One quick note about the Tom Yum soup. She brought me a side of lime saying that in Thailand, some people add a lime for sourness. I did that and it really gave the dish an extra component.
They knew that I love curry. We discussed the types of curry at length. Initially I was a fan of Massaman Curry. Recently I switched to Green Curry craving some variety and also a little more spice. Desiring to try something new, Panang Curry sounded great. It carries with it flavors and aromas of distant places and has peanuts as the major ingredient in the paste.
The Panang Curry was loaded with ingredients: green peppers, red peppers, peas, cilantro, pineapple, pork, zucchini, and some little strands of greens that I could not identify. I kept trying those leaf strands obsessing over what they were. They didn’t taste like scallions but they did pack a punch. It did add quite a bit of flavor to the dish. Eventually I gave in and accepted that I did not know. I asked them and they said it was kaffir. Wow, I had heard the name but never tasted it in that form. Delicious it was, along with rest of the curry. The texture was perfectly creamy and the pork was very tender and flavorful. There definitely was a spicy kick to it but not overwhelming.

• Available data:
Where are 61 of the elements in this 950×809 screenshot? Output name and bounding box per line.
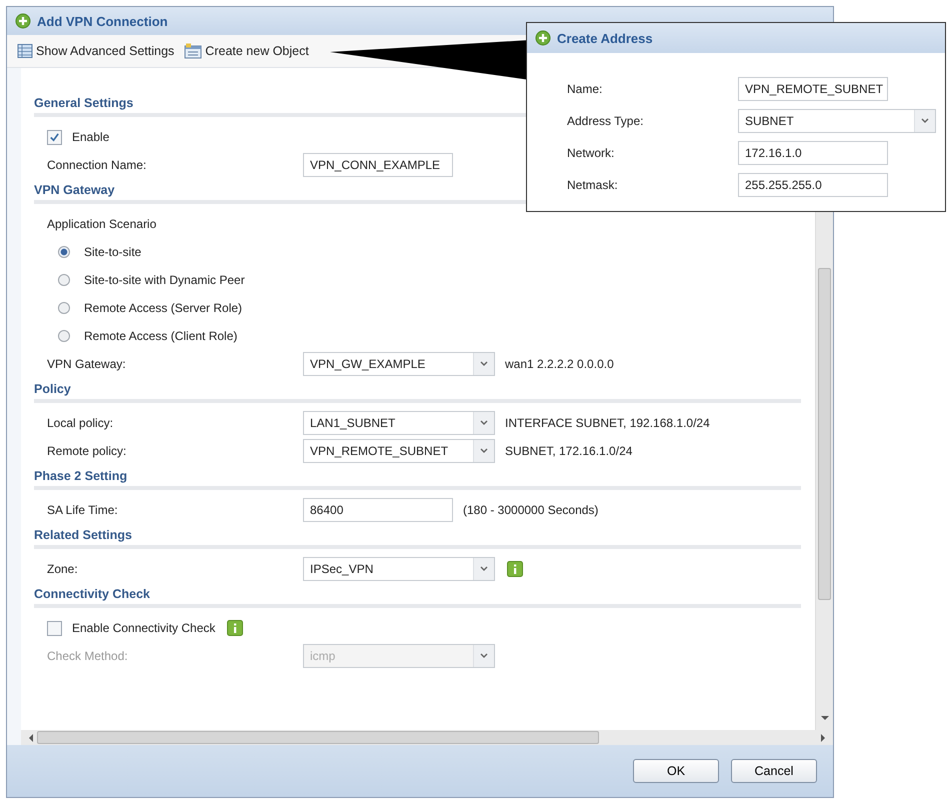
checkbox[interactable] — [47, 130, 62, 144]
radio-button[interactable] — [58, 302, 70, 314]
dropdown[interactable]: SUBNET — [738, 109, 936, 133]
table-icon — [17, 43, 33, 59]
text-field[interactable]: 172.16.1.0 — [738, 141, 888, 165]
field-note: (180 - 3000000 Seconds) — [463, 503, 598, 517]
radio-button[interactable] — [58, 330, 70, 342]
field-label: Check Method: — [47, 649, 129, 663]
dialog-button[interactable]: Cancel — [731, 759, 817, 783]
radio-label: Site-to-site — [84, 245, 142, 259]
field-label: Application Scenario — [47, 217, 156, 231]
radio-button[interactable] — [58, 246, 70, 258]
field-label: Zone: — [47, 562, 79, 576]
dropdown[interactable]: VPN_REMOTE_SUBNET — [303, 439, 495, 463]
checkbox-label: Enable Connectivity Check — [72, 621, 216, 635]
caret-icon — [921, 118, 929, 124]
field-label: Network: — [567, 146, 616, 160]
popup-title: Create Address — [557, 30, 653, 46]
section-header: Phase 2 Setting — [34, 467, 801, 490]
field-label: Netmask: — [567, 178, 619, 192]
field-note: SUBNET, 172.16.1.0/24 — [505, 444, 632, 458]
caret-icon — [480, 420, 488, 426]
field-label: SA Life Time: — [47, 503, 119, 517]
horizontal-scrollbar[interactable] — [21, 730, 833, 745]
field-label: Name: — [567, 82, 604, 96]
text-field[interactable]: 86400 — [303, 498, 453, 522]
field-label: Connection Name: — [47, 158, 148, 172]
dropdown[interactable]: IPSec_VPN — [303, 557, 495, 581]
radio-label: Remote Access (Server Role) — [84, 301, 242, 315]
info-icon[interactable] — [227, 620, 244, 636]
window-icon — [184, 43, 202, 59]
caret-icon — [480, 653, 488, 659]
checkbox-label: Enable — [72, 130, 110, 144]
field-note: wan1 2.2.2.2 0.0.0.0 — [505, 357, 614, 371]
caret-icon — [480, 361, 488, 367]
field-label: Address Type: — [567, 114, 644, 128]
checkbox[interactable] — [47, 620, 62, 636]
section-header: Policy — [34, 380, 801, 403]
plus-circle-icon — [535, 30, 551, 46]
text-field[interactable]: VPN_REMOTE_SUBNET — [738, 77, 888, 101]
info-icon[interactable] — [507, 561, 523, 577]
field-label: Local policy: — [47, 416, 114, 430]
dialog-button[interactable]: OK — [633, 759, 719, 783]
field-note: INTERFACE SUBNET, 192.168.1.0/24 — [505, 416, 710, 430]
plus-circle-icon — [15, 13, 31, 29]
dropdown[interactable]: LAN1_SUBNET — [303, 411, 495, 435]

• Things to do:
1. In the rows, reproduce every line from the one with "checkbox[interactable] — [47, 130, 62, 144]" up to and including the one with "popup-title: Create Address".
2. Extend the passage about Thai curry, picking up after its final sentence.
The passage about Thai food and the rows have no connection to each other.

• Results:
1.
checkbox[interactable] — [47, 130, 62, 144]
radio-button[interactable] — [58, 302, 70, 314]
dropdown[interactable]: SUBNET — [738, 109, 936, 133]
table-icon — [17, 43, 33, 59]
text-field[interactable]: 172.16.1.0 — [738, 141, 888, 165]
field-note: (180 - 3000000 Seconds) — [463, 503, 598, 517]
radio-button[interactable] — [58, 330, 70, 342]
field-label: Check Method: — [47, 649, 129, 663]
dialog-button[interactable]: Cancel — [731, 759, 817, 783]
radio-label: Site-to-site — [84, 245, 142, 259]
field-label: Application Scenario — [47, 217, 156, 231]
radio-button[interactable] — [58, 246, 70, 258]
field-label: Zone: — [47, 562, 79, 576]
dropdown[interactable]: VPN_REMOTE_SUBNET — [303, 439, 495, 463]
checkbox-label: Enable Connectivity Check — [72, 621, 216, 635]
caret-icon — [921, 118, 929, 124]
field-label: Network: — [567, 146, 616, 160]
popup-title: Create Address — [557, 30, 653, 46]

2.
We sat and talked for a while after the meal. The owner told me that in authentic Thai cooking, they don’t follow recipes. They really need a Chef who knows the cuisine. The owner or manager will taste it twice before going out to the table. The new Chef at Siam Orchid is definitely skilled. The food really was night & day from when I went in July.
|Thai Fresh Limemade. Absolutely worth it!|
They truly have a passion for food. Learning to cook growing up in Thailand, the owner fell in love with food at a young age. Coming to the United States, she worked in Thai restaurants in San Francisco for five years before moving on to Salt Lake City. Her love for what she does is evident. I was grateful to be their guest and to see true passion. They definitely get my vote this time.